§ **Given problem**
Give every line of the items below as a numbered list, skipping blank lines and leaving the pictures out of your answer.

- - -

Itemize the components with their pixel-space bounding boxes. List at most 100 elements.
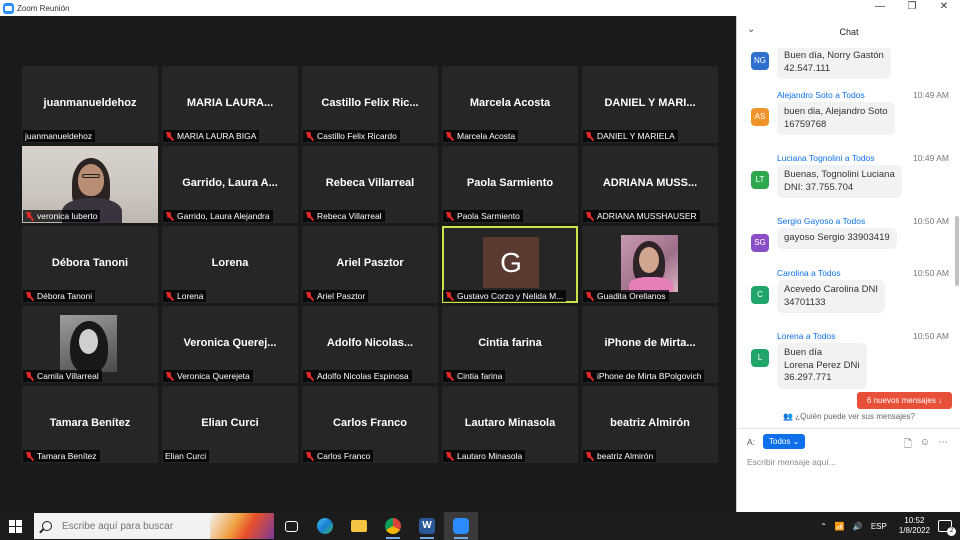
taskbar: W ⌃ 📶 🔊 ESP 10:52 1/8/2022 2: [0, 512, 960, 540]
clock[interactable]: 10:52 1/8/2022: [899, 516, 930, 536]
tray-chevron-icon[interactable]: ⌃: [820, 522, 827, 531]
chat-scrollbar[interactable]: [955, 216, 959, 286]
emoji-icon[interactable]: ☺: [920, 437, 930, 454]
chat-sender[interactable]: Carolina a Todos: [777, 268, 841, 278]
participant-display-name: Carlos Franco: [333, 417, 407, 429]
participant-tile[interactable]: ADRIANA MUSS... ADRIANA MUSSHAUSER: [582, 146, 718, 223]
participant-name-label: Elian Curci: [163, 450, 210, 462]
chat-sender[interactable]: Sergio Gayoso a Todos: [777, 216, 865, 226]
participant-name-label: Cintia farina: [443, 370, 506, 382]
participant-name: Garrido, Laura Alejandra: [177, 211, 270, 221]
participant-tile[interactable]: Débora Tanoni Débora Tanoni: [22, 226, 158, 303]
volume-icon[interactable]: 🔊: [853, 522, 863, 531]
mic-muted-icon: [165, 211, 174, 221]
participant-tile[interactable]: Lorena Lorena: [162, 226, 298, 303]
participant-tile[interactable]: veronica luberto: [22, 146, 158, 223]
who-can-see-link[interactable]: 👥 ¿Quién puede ver sus mensajes?: [737, 412, 960, 421]
chat-time: 10:50 AM: [913, 331, 949, 341]
chat-bubble: Acevedo Carolina DNI 34701133: [777, 280, 885, 313]
chat-messages: Norry Gastón a Todos10:49 AMNGBuen día, …: [737, 48, 955, 410]
participant-tile[interactable]: Marcela Acosta Marcela Acosta: [442, 66, 578, 143]
maximize-button[interactable]: ❐: [896, 0, 928, 16]
chat-sender[interactable]: Luciana Tognolini a Todos: [777, 153, 875, 163]
language-indicator[interactable]: ESP: [871, 522, 887, 531]
chat-bubble: buen dia, Alejandro Soto 16759768: [777, 102, 895, 135]
file-icon[interactable]: 🗋: [904, 437, 912, 454]
chat-sender[interactable]: Lorena a Todos: [777, 331, 835, 341]
participant-display-name: Garrido, Laura A...: [182, 177, 278, 189]
search-highlight-image: [210, 513, 274, 539]
minimize-button[interactable]: —: [864, 0, 896, 16]
edge-icon[interactable]: [308, 512, 342, 540]
participant-name: Lorena: [177, 291, 204, 301]
participant-tile[interactable]: beatriz Almirón beatriz Almirón: [582, 386, 718, 463]
participant-display-name: Cintia farina: [478, 337, 542, 349]
participant-name: beatriz Almirón: [597, 451, 654, 461]
participant-display-name: Tamara Benítez: [49, 417, 131, 429]
participant-tile[interactable]: Elian Curci Elian Curci: [162, 386, 298, 463]
participant-tile[interactable]: Garrido, Laura A... Garrido, Laura Alejan…: [162, 146, 298, 223]
participant-name: Cintia farina: [457, 371, 503, 381]
participant-tile[interactable]: juanmanueldehoz juanmanueldehoz: [22, 66, 158, 143]
participant-tile[interactable]: Carlos Franco Carlos Franco: [302, 386, 438, 463]
who-can-see-label: ¿Quién puede ver sus mensajes?: [795, 412, 915, 421]
participant-display-name: Débora Tanoni: [51, 257, 129, 269]
mic-muted-icon: [305, 371, 314, 381]
participant-display-name: Lorena: [211, 257, 249, 269]
notifications-icon[interactable]: 2: [938, 520, 956, 536]
participant-tile[interactable]: Adolfo Nicolas... Adolfo Nicolas Espinosa: [302, 306, 438, 383]
participant-name: iPhone de Mirta BPolgovich: [597, 371, 702, 381]
participant-tile[interactable]: Cintia farina Cintia farina: [442, 306, 578, 383]
participant-tile[interactable]: Camila Villarreal: [22, 306, 158, 383]
participant-name: ADRIANA MUSSHAUSER: [597, 211, 697, 221]
chrome-icon[interactable]: [376, 512, 410, 540]
chat-time: 10:49 AM: [913, 153, 949, 163]
file-explorer-icon[interactable]: [342, 512, 376, 540]
new-messages-button[interactable]: 6 nuevos mensajes ↓: [857, 392, 952, 409]
participant-tile[interactable]: Rebeca Villarreal Rebeca Villarreal: [302, 146, 438, 223]
participant-name: Carlos Franco: [317, 451, 371, 461]
more-icon[interactable]: ⋯: [938, 437, 948, 454]
participant-name: Camila Villarreal: [37, 371, 99, 381]
participant-name-label: Tamara Benítez: [23, 450, 100, 462]
mic-muted-icon: [305, 131, 314, 141]
chat-sender[interactable]: Alejandro Soto a Todos: [777, 90, 865, 100]
taskbar-search[interactable]: [34, 513, 274, 539]
participant-name-label: Guadita Orellanos: [583, 290, 669, 302]
participant-tile[interactable]: Tamara Benítez Tamara Benítez: [22, 386, 158, 463]
window-controls: — ❐ ✕: [864, 0, 960, 16]
taskbar-search-input[interactable]: [62, 520, 202, 532]
participant-name-label: Adolfo Nicolas Espinosa: [303, 370, 412, 382]
participant-tile[interactable]: Ariel Pasztor Ariel Pasztor: [302, 226, 438, 303]
participant-tile[interactable]: Guadita Orellanos: [582, 226, 718, 303]
participant-display-name: Castillo Felix Ric...: [321, 97, 419, 109]
participant-tile[interactable]: MARIA LAURA... MARIA LAURA BIGA: [162, 66, 298, 143]
mic-muted-icon: [165, 131, 174, 141]
title-bar: Zoom Reunión — ❐ ✕: [0, 0, 960, 16]
participant-display-name: juanmanueldehoz: [43, 97, 137, 109]
recipient-select[interactable]: Todos ⌄: [763, 434, 806, 449]
task-view-icon[interactable]: [274, 512, 308, 540]
zoom-taskbar-icon[interactable]: [444, 512, 478, 540]
participant-tile[interactable]: Paola Sarmiento Paola Sarmiento: [442, 146, 578, 223]
collapse-chevron-icon[interactable]: ⌄: [747, 25, 757, 35]
chat-panel: ⌄ Chat Norry Gastón a Todos10:49 AMNGBue…: [736, 16, 960, 512]
participant-name: DANIEL Y MARIELA: [597, 131, 675, 141]
participant-name: Paola Sarmiento: [457, 211, 520, 221]
mic-muted-icon: [25, 371, 34, 381]
chat-bubble: Buenas, Tognolini Luciana DNI: 37.755.70…: [777, 165, 902, 198]
chat-avatar: LT: [751, 171, 769, 189]
participant-tile[interactable]: iPhone de Mirta... iPhone de Mirta BPolgo…: [582, 306, 718, 383]
participant-tile[interactable]: Castillo Felix Ric... Castillo Felix Rica…: [302, 66, 438, 143]
wifi-icon[interactable]: 📶: [835, 522, 845, 531]
participant-tile[interactable]: DANIEL Y MARI... DANIEL Y MARIELA: [582, 66, 718, 143]
start-button[interactable]: [0, 512, 30, 540]
participant-tile[interactable]: Lautaro Minasola Lautaro Minasola: [442, 386, 578, 463]
word-icon[interactable]: W: [410, 512, 444, 540]
close-button[interactable]: ✕: [928, 0, 960, 16]
participant-display-name: Veronica Querej...: [183, 337, 277, 349]
participant-tile[interactable]: G Gustavo Corzo y Nelida M...: [442, 226, 578, 303]
chat-input[interactable]: Escribir mensaje aquí...: [747, 457, 836, 467]
participant-tile[interactable]: Veronica Querej... Veronica Querejeta: [162, 306, 298, 383]
mic-muted-icon: [585, 291, 594, 301]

- - -

§ **Task result**
1. Itemize the components with their pixel-space bounding boxes. List at most 100 elements.
2. taskbar: W ⌃ 📶 🔊 ESP 10:52 1/8/2022 2: [0, 512, 960, 540]
3. clock[interactable]: 10:52 1/8/2022: [899, 516, 930, 536]
4. tray-chevron-icon[interactable]: ⌃: [820, 522, 827, 531]
5. chat-scrollbar[interactable]: [955, 216, 959, 286]
6. emoji-icon[interactable]: ☺: [920, 437, 930, 454]
7. chat-sender[interactable]: Carolina a Todos: [777, 268, 841, 278]
8. participant-display-name: Carlos Franco: [333, 417, 407, 429]
9. participant-tile[interactable]: ADRIANA MUSS... ADRIANA MUSSHAUSER: [582, 146, 718, 223]
10. participant-name-label: Elian Curci: [163, 450, 210, 462]
11. chat-sender[interactable]: Sergio Gayoso a Todos: [777, 216, 865, 226]
12. participant-name-label: Cintia farina: [443, 370, 506, 382]
13. participant-name: Garrido, Laura Alejandra: [177, 211, 270, 221]
14. participant-tile[interactable]: Débora Tanoni Débora Tanoni: [22, 226, 158, 303]
15. volume-icon[interactable]: 🔊: [853, 522, 863, 531]
16. mic-muted-icon: [165, 211, 174, 221]
17. participant-tile[interactable]: Lorena Lorena: [162, 226, 298, 303]
18. participant-tile[interactable]: veronica luberto: [22, 146, 158, 223]
19. who-can-see-link[interactable]: 👥 ¿Quién puede ver sus mensajes?: [737, 412, 960, 421]
20. chat-time: 10:50 AM: [913, 331, 949, 341]
21. chat-bubble: Acevedo Carolina DNI 34701133: [777, 280, 885, 313]
22. chat-messages: Norry Gastón a Todos10:49 AMNGBuen día, …: [737, 48, 955, 410]
23. participant-tile[interactable]: Marcela Acosta Marcela Acosta: [442, 66, 578, 143]
24. maximize-button[interactable]: ❐: [896, 0, 928, 16]
25. chat-sender[interactable]: Luciana Tognolini a Todos: [777, 153, 875, 163]
26. language-indicator[interactable]: ESP: [871, 522, 887, 531]
27. chat-bubble: buen dia, Alejandro Soto 16759768: [777, 102, 895, 135]
28. file-icon[interactable]: 🗋: [904, 437, 912, 454]
29. chat-sender[interactable]: Lorena a Todos: [777, 331, 835, 341]
30. participant-display-name: Garrido, Laura A...: [182, 177, 278, 189]
31. search-highlight-image: [210, 513, 274, 539]
32. minimize-button[interactable]: —: [864, 0, 896, 16]
33. edge-icon[interactable]: [308, 512, 342, 540]
34. participant-name: Lorena: [177, 291, 204, 301]
35. participant-tile[interactable]: beatriz Almirón beatriz Almirón: [582, 386, 718, 463]
36. participant-display-name: Cintia farina: [478, 337, 542, 349]
37. participant-name: beatriz Almirón: [597, 451, 654, 461]
38. participant-display-name: Tamara Benítez: [49, 417, 131, 429]
39. participant-tile[interactable]: Elian Curci Elian Curci: [162, 386, 298, 463]
40. participant-tile[interactable]: Garrido, Laura A... Garrido, Laura Alejan…: [162, 146, 298, 223]
41. participant-name: Cintia farina: [457, 371, 503, 381]
42. participant-tile[interactable]: juanmanueldehoz juanmanueldehoz: [22, 66, 158, 143]
43. participant-tile[interactable]: Carlos Franco Carlos Franco: [302, 386, 438, 463]
44. who-can-see-label: ¿Quién puede ver sus mensajes?: [795, 412, 915, 421]
45. participant-display-name: Débora Tanoni: [51, 257, 129, 269]
46. mic-muted-icon: [305, 371, 314, 381]
47. participant-display-name: Lorena: [211, 257, 249, 269]
48. notifications-icon[interactable]: 2: [938, 520, 956, 536]
49. participant-tile[interactable]: Adolfo Nicolas... Adolfo Nicolas Espinosa: [302, 306, 438, 383]
50. participant-name: iPhone de Mirta BPolgovich: [597, 371, 702, 381]
51. participant-tile[interactable]: Cintia farina Cintia farina: [442, 306, 578, 383]
52. participant-tile[interactable]: Camila Villarreal: [22, 306, 158, 383]
53. participant-name: ADRIANA MUSSHAUSER: [597, 211, 697, 221]
54. chrome-icon[interactable]: [376, 512, 410, 540]
55. chat-time: 10:49 AM: [913, 153, 949, 163]
56. file-explorer-icon[interactable]: [342, 512, 376, 540]
57. new-messages-button[interactable]: 6 nuevos mensajes ↓: [857, 392, 952, 409]
58. participant-tile[interactable]: Rebeca Villarreal Rebeca Villarreal: [302, 146, 438, 223]
59. participant-name: Carlos Franco: [317, 451, 371, 461]
60. more-icon[interactable]: ⋯: [938, 437, 948, 454]
61. participant-name: Camila Villarreal: [37, 371, 99, 381]
62. participant-name-label: Tamara Benítez: [23, 450, 100, 462]
63. mic-muted-icon: [305, 131, 314, 141]
64. chat-sender[interactable]: Alejandro Soto a Todos: [777, 90, 865, 100]
65. taskbar-search[interactable]: [34, 513, 274, 539]
66. participant-name-label: Guadita Orellanos: [583, 290, 669, 302]
67. participant-tile[interactable]: Tamara Benítez Tamara Benítez: [22, 386, 158, 463]
68. window-controls: — ❐ ✕: [864, 0, 960, 16]
69. taskbar-search-input[interactable]: [62, 520, 202, 532]
70. participant-name-label: Adolfo Nicolas Espinosa: [303, 370, 412, 382]
71. participant-tile[interactable]: Ariel Pasztor Ariel Pasztor: [302, 226, 438, 303]
72. participant-tile[interactable]: Guadita Orellanos: [582, 226, 718, 303]
73. participant-display-name: Castillo Felix Ric...: [321, 97, 419, 109]
74. participant-tile[interactable]: MARIA LAURA... MARIA LAURA BIGA: [162, 66, 298, 143]
75. mic-muted-icon: [165, 131, 174, 141]
76. title-bar: Zoom Reunión — ❐ ✕: [0, 0, 960, 16]
77. participant-display-name: juanmanueldehoz: [43, 97, 137, 109]
78. recipient-select[interactable]: Todos ⌄: [763, 434, 806, 449]
79. task-view-icon[interactable]: [274, 512, 308, 540]
80. zoom-taskbar-icon[interactable]: [444, 512, 478, 540]
81. participant-tile[interactable]: Paola Sarmiento Paola Sarmiento: [442, 146, 578, 223]
82. collapse-chevron-icon[interactable]: ⌄: [747, 25, 757, 35]
83. chat-panel: ⌄ Chat Norry Gastón a Todos10:49 AMNGBue…: [736, 16, 960, 512]
84. participant-name: DANIEL Y MARIELA: [597, 131, 675, 141]
85. participant-name: Paola Sarmiento: [457, 211, 520, 221]
86. mic-muted-icon: [25, 371, 34, 381]
87. chat-bubble: Buenas, Tognolini Luciana DNI: 37.755.70…: [777, 165, 902, 198]
88. chat-avatar: LT: [751, 171, 769, 189]
89. participant-tile[interactable]: iPhone de Mirta... iPhone de Mirta BPolgo…: [582, 306, 718, 383]
90. participant-tile[interactable]: Castillo Felix Ric... Castillo Felix Rica…: [302, 66, 438, 143]
91. wifi-icon[interactable]: 📶: [835, 522, 845, 531]
92. participant-tile[interactable]: DANIEL Y MARI... DANIEL Y MARIELA: [582, 66, 718, 143]
93. start-button[interactable]: [0, 512, 30, 540]
94. participant-tile[interactable]: Lautaro Minasola Lautaro Minasola: [442, 386, 578, 463]
95. word-icon[interactable]: W: [410, 512, 444, 540]
96. close-button[interactable]: ✕: [928, 0, 960, 16]
97. participant-display-name: Veronica Querej...: [183, 337, 277, 349]
98. participant-tile[interactable]: G Gustavo Corzo y Nelida M...: [442, 226, 578, 303]
99. chat-input[interactable]: Escribir mensaje aquí...: [747, 457, 836, 467]
100. participant-tile[interactable]: Veronica Querej... Veronica Querejeta: [162, 306, 298, 383]
101. mic-muted-icon: [585, 291, 594, 301]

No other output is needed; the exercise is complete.